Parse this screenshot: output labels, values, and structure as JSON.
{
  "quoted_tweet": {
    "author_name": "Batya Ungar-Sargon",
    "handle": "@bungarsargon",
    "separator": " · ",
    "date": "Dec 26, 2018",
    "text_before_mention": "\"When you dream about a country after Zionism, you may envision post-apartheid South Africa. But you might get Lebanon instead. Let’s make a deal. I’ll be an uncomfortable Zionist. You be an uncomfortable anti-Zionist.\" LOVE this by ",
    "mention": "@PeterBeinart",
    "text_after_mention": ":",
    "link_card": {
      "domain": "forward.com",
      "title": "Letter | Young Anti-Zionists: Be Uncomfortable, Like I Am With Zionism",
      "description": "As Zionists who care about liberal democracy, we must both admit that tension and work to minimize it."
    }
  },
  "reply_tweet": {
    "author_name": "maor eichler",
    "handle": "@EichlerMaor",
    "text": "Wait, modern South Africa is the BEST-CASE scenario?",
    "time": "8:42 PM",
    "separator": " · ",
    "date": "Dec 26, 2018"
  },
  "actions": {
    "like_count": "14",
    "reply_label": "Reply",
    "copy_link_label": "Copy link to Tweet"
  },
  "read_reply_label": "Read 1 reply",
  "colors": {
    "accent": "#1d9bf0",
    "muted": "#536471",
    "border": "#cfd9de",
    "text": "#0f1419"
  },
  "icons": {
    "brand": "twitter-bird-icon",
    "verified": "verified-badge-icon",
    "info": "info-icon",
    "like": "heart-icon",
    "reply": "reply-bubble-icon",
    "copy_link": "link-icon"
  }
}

=======

▶ [To do]:
The records above should be duplicated in full, exactly as given.

▶ [Reply to the task]:
Parse this screenshot: output labels, values, and structure as JSON.
{
  "quoted_tweet": {
    "author_name": "Batya Ungar-Sargon",
    "handle": "@bungarsargon",
    "separator": " · ",
    "date": "Dec 26, 2018",
    "text_before_mention": "\"When you dream about a country after Zionism, you may envision post-apartheid South Africa. But you might get Lebanon instead. Let’s make a deal. I’ll be an uncomfortable Zionist. You be an uncomfortable anti-Zionist.\" LOVE this by ",
    "mention": "@PeterBeinart",
    "text_after_mention": ":",
    "link_card": {
      "domain": "forward.com",
      "title": "Letter | Young Anti-Zionists: Be Uncomfortable, Like I Am With Zionism",
      "description": "As Zionists who care about liberal democracy, we must both admit that tension and work to minimize it."
    }
  },
  "reply_tweet": {
    "author_name": "maor eichler",
    "handle": "@EichlerMaor",
    "text": "Wait, modern South Africa is the BEST-CASE scenario?",
    "time": "8:42 PM",
    "separator": " · ",
    "date": "Dec 26, 2018"
  },
  "actions": {
    "like_count": "14",
    "reply_label": "Reply",
    "copy_link_label": "Copy link to Tweet"
  },
  "read_reply_label": "Read 1 reply",
  "colors": {
    "accent": "#1d9bf0",
    "muted": "#536471",
    "border": "#cfd9de",
    "text": "#0f1419"
  },
  "icons": {
    "brand": "twitter-bird-icon",
    "verified": "verified-badge-icon",
    "info": "info-icon",
    "like": "heart-icon",
    "reply": "reply-bubble-icon",
    "copy_link": "link-icon"
  }
}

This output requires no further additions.